## The task
Please count the lines below that contain the word "products", and reply with that number alone.

___

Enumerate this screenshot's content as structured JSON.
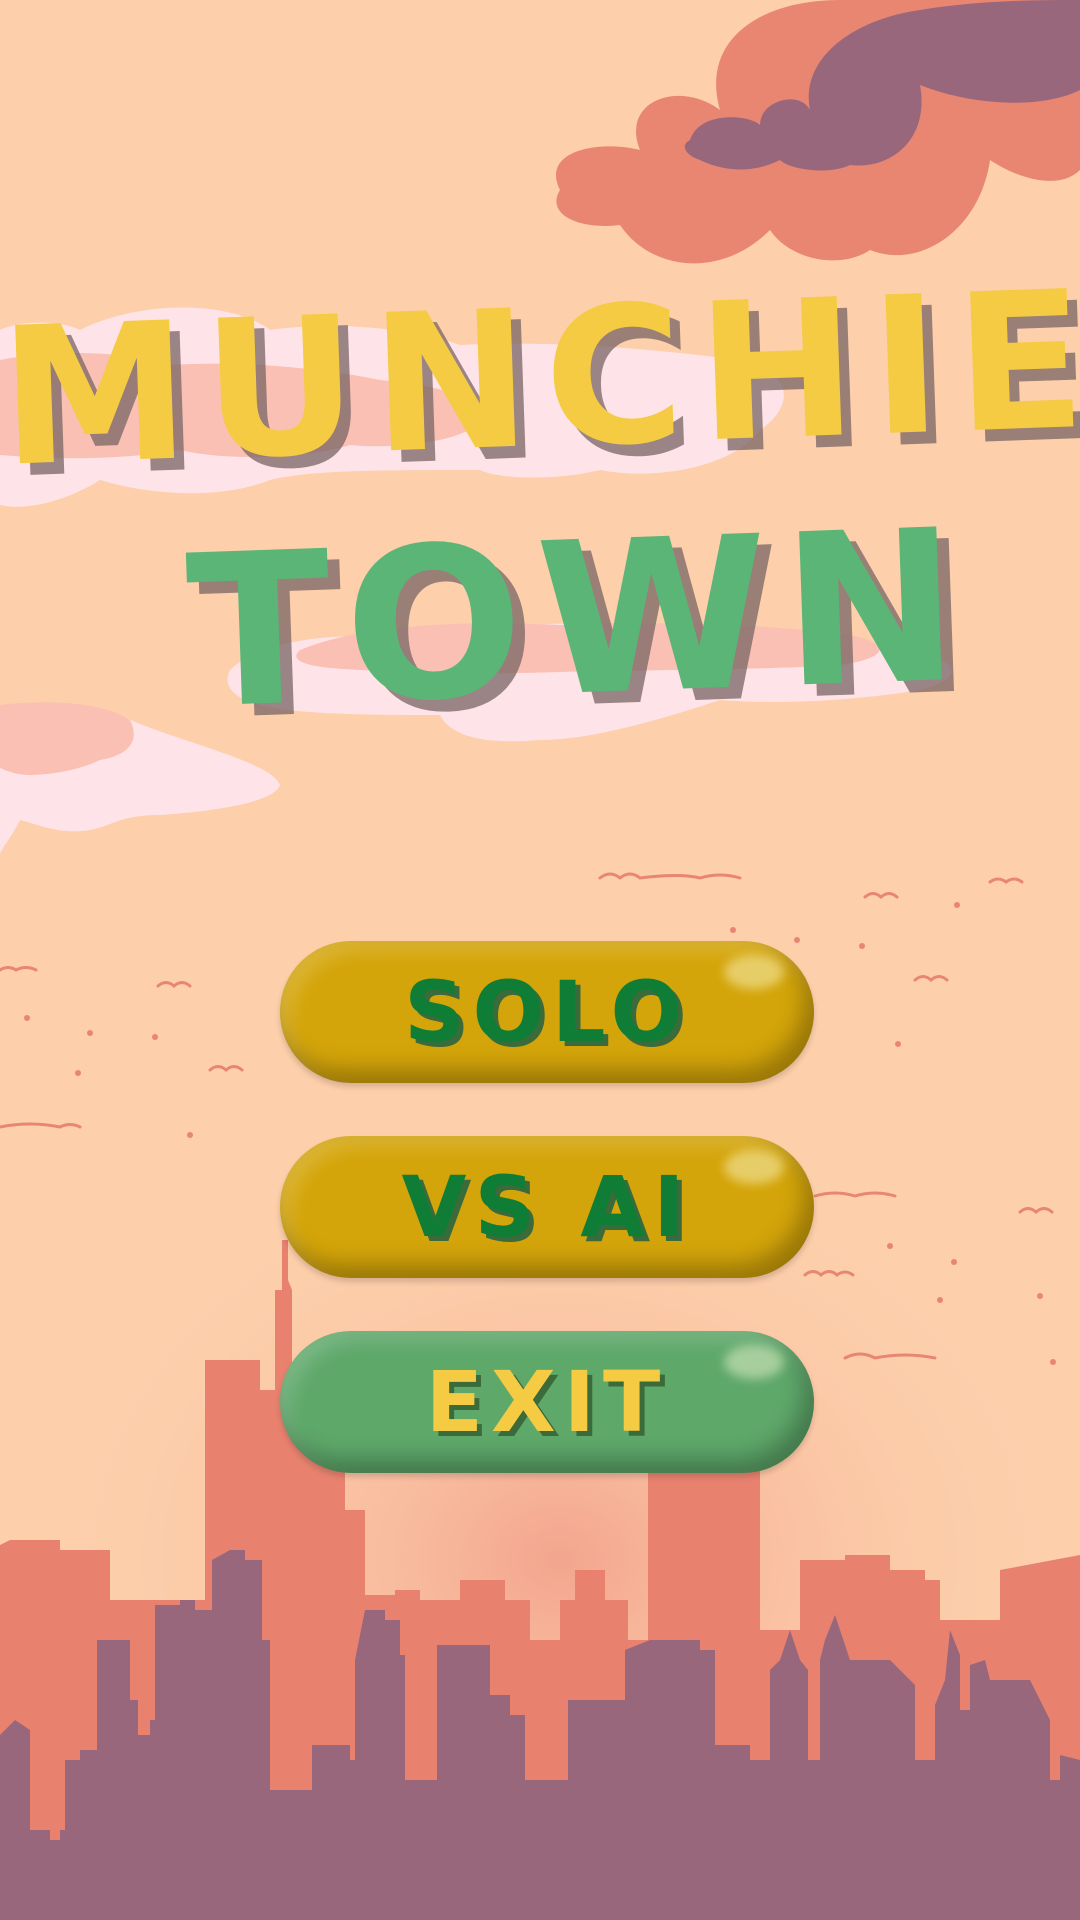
{
  "title": {
    "line1": "MUNCHIE",
    "line2": "TOWN",
    "line1_color": "#f4cb43",
    "line2_color": "#5ab577"
  },
  "menu": {
    "buttons": [
      {
        "label": "SOLO",
        "bg": "#d4a50a",
        "text_color": "#0f7d36"
      },
      {
        "label": "VS AI",
        "bg": "#d4a50a",
        "text_color": "#0f7d36"
      },
      {
        "label": "EXIT",
        "bg": "#5ea86a",
        "text_color": "#f4cb43"
      }
    ]
  },
  "colors": {
    "sky": "#fdcfab",
    "cloud_coral": "#e88672",
    "cloud_purple": "#98677c",
    "cloud_pink": "#fbc0b4",
    "cloud_white": "#fee4e8",
    "building_back": "#e8826f",
    "building_front": "#98677c",
    "birds": "#e88672"
  }
}
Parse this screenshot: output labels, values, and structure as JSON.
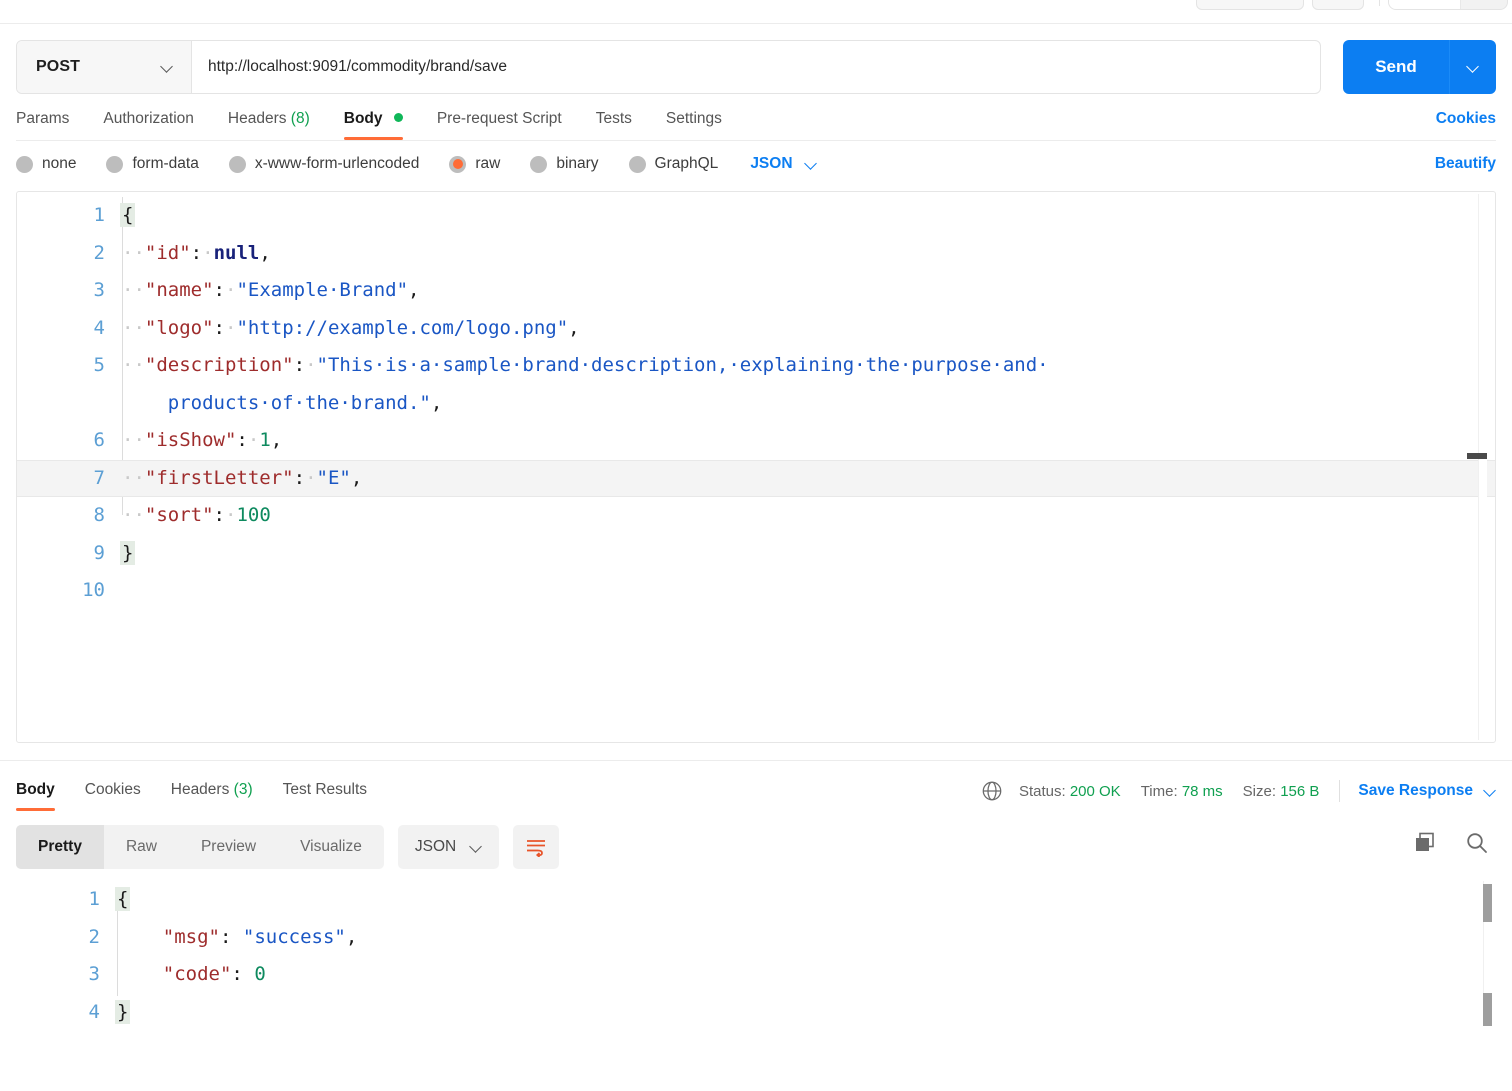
{
  "request": {
    "method": "POST",
    "url": "http://localhost:9091/commodity/brand/save",
    "send_label": "Send",
    "tabs": [
      {
        "label": "Params",
        "active": false
      },
      {
        "label": "Authorization",
        "active": false
      },
      {
        "label": "Headers",
        "count": "(8)",
        "active": false
      },
      {
        "label": "Body",
        "active": true,
        "dot": true
      },
      {
        "label": "Pre-request Script",
        "active": false
      },
      {
        "label": "Tests",
        "active": false
      },
      {
        "label": "Settings",
        "active": false
      }
    ],
    "cookies_link": "Cookies",
    "body_types": [
      {
        "label": "none",
        "selected": false
      },
      {
        "label": "form-data",
        "selected": false
      },
      {
        "label": "x-www-form-urlencoded",
        "selected": false
      },
      {
        "label": "raw",
        "selected": true
      },
      {
        "label": "binary",
        "selected": false
      },
      {
        "label": "GraphQL",
        "selected": false
      }
    ],
    "raw_format": "JSON",
    "beautify_label": "Beautify",
    "editor": {
      "line_numbers": [
        "1",
        "2",
        "3",
        "4",
        "5",
        "6",
        "7",
        "8",
        "9",
        "10"
      ],
      "lines": [
        {
          "n": "1",
          "text": "{"
        },
        {
          "n": "2",
          "text": "  \"id\": null,"
        },
        {
          "n": "3",
          "text": "  \"name\": \"Example Brand\","
        },
        {
          "n": "4",
          "text": "  \"logo\": \"http://example.com/logo.png\","
        },
        {
          "n": "5",
          "text": "  \"description\": \"This is a sample brand description, explaining the purpose and products of the brand.\","
        },
        {
          "n": "6",
          "text": "  \"isShow\": 1,"
        },
        {
          "n": "7",
          "text": "  \"firstLetter\": \"E\",",
          "active": true
        },
        {
          "n": "8",
          "text": "  \"sort\": 100"
        },
        {
          "n": "9",
          "text": "}"
        },
        {
          "n": "10",
          "text": ""
        }
      ],
      "tokens": {
        "id_key": "\"id\"",
        "id_val": "null",
        "name_key": "\"name\"",
        "name_val": "\"Example·Brand\"",
        "logo_key": "\"logo\"",
        "logo_val": "\"http://example.com/logo.png\"",
        "desc_key": "\"description\"",
        "desc_val_1": "\"This·is·a·sample·brand·description,·explaining·the·purpose·and·",
        "desc_val_2": "products·of·the·brand.\"",
        "isshow_key": "\"isShow\"",
        "isshow_val": "1",
        "first_key": "\"firstLetter\"",
        "first_val": "\"E\"",
        "sort_key": "\"sort\"",
        "sort_val": "100"
      }
    }
  },
  "response": {
    "tabs": [
      {
        "label": "Body",
        "active": true
      },
      {
        "label": "Cookies",
        "active": false
      },
      {
        "label": "Headers",
        "count": "(3)",
        "active": false
      },
      {
        "label": "Test Results",
        "active": false
      }
    ],
    "status_label": "Status:",
    "status_value": "200 OK",
    "time_label": "Time:",
    "time_value": "78 ms",
    "size_label": "Size:",
    "size_value": "156 B",
    "save_response": "Save Response",
    "view_modes": [
      {
        "label": "Pretty",
        "active": true
      },
      {
        "label": "Raw",
        "active": false
      },
      {
        "label": "Preview",
        "active": false
      },
      {
        "label": "Visualize",
        "active": false
      }
    ],
    "format": "JSON",
    "body": {
      "lines": [
        {
          "n": "1",
          "text": "{"
        },
        {
          "n": "2",
          "text": "    \"msg\": \"success\","
        },
        {
          "n": "3",
          "text": "    \"code\": 0"
        },
        {
          "n": "4",
          "text": "}"
        }
      ],
      "tokens": {
        "msg_key": "\"msg\"",
        "msg_val": "\"success\"",
        "code_key": "\"code\"",
        "code_val": "0"
      }
    }
  },
  "colors": {
    "accent_orange": "#ff6c37",
    "link_blue": "#0c7ef2",
    "status_green": "#10a050",
    "send_blue": "#0c7ef2"
  }
}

___

## Result of this task
2